* _Task requirements_: Give a verbatim quotation of every record.

* _Rows_:
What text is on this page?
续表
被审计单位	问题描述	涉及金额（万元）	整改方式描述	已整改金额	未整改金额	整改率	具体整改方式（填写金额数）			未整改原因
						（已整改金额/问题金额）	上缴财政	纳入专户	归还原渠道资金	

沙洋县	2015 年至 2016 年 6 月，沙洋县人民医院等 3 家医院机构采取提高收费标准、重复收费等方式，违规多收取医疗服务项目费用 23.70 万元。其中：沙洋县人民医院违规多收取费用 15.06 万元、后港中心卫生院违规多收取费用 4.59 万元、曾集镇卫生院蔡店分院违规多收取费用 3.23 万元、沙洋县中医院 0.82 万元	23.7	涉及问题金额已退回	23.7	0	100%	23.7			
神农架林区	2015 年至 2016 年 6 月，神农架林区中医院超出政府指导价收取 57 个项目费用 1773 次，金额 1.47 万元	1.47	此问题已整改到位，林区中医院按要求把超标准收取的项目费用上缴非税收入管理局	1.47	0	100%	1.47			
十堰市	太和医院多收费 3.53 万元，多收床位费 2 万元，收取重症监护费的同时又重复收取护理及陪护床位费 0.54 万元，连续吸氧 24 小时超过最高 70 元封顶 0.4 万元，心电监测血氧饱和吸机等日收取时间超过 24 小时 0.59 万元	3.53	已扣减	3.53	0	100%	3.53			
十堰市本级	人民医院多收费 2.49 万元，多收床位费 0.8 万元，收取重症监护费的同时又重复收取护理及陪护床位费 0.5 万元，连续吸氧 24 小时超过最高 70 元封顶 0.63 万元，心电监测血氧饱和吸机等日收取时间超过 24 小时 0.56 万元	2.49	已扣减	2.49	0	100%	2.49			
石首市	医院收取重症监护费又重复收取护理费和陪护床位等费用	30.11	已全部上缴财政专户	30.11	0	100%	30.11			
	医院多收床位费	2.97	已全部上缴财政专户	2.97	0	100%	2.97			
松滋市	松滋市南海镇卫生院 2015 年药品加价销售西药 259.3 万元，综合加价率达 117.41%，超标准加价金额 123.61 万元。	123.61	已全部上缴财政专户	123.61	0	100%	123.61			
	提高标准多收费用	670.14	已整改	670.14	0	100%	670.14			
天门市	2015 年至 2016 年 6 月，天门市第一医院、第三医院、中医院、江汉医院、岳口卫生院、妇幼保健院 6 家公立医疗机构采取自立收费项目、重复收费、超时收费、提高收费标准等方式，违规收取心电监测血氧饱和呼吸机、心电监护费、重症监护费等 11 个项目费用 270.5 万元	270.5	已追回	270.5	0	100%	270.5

* _Solution for this exercise_:
What text is on this page?
续表
被审计单位	问题描述	涉及金额（万元）	整改方式描述	已整改金额	未整改金额	整改率	具体整改方式（填写金额数）			未整改原因
						（已整改金额/问题金额）	上缴财政	纳入专户	归还原渠道资金	

沙洋县	2015 年至 2016 年 6 月，沙洋县人民医院等 3 家医院机构采取提高收费标准、重复收费等方式，违规多收取医疗服务项目费用 23.70 万元。其中：沙洋县人民医院违规多收取费用 15.06 万元、后港中心卫生院违规多收取费用 4.59 万元、曾集镇卫生院蔡店分院违规多收取费用 3.23 万元、沙洋县中医院 0.82 万元	23.7	涉及问题金额已退回	23.7	0	100%	23.7			
神农架林区	2015 年至 2016 年 6 月，神农架林区中医院超出政府指导价收取 57 个项目费用 1773 次，金额 1.47 万元	1.47	此问题已整改到位，林区中医院按要求把超标准收取的项目费用上缴非税收入管理局	1.47	0	100%	1.47			
十堰市	太和医院多收费 3.53 万元，多收床位费 2 万元，收取重症监护费的同时又重复收取护理及陪护床位费 0.54 万元，连续吸氧 24 小时超过最高 70 元封顶 0.4 万元，心电监测血氧饱和吸机等日收取时间超过 24 小时 0.59 万元	3.53	已扣减	3.53	0	100%	3.53			
十堰市本级	人民医院多收费 2.49 万元，多收床位费 0.8 万元，收取重症监护费的同时又重复收取护理及陪护床位费 0.5 万元，连续吸氧 24 小时超过最高 70 元封顶 0.63 万元，心电监测血氧饱和吸机等日收取时间超过 24 小时 0.56 万元	2.49	已扣减	2.49	0	100%	2.49			
石首市	医院收取重症监护费又重复收取护理费和陪护床位等费用	30.11	已全部上缴财政专户	30.11	0	100%	30.11			
	医院多收床位费	2.97	已全部上缴财政专户	2.97	0	100%	2.97			
松滋市	松滋市南海镇卫生院 2015 年药品加价销售西药 259.3 万元，综合加价率达 117.41%，超标准加价金额 123.61 万元。	123.61	已全部上缴财政专户	123.61	0	100%	123.61			
	提高标准多收费用	670.14	已整改	670.14	0	100%	670.14			
天门市	2015 年至 2016 年 6 月，天门市第一医院、第三医院、中医院、江汉医院、岳口卫生院、妇幼保健院 6 家公立医疗机构采取自立收费项目、重复收费、超时收费、提高收费标准等方式，违规收取心电监测血氧饱和呼吸机、心电监护费、重症监护费等 11 个项目费用 270.5 万元	270.5	已追回	270.5	0	100%	270.5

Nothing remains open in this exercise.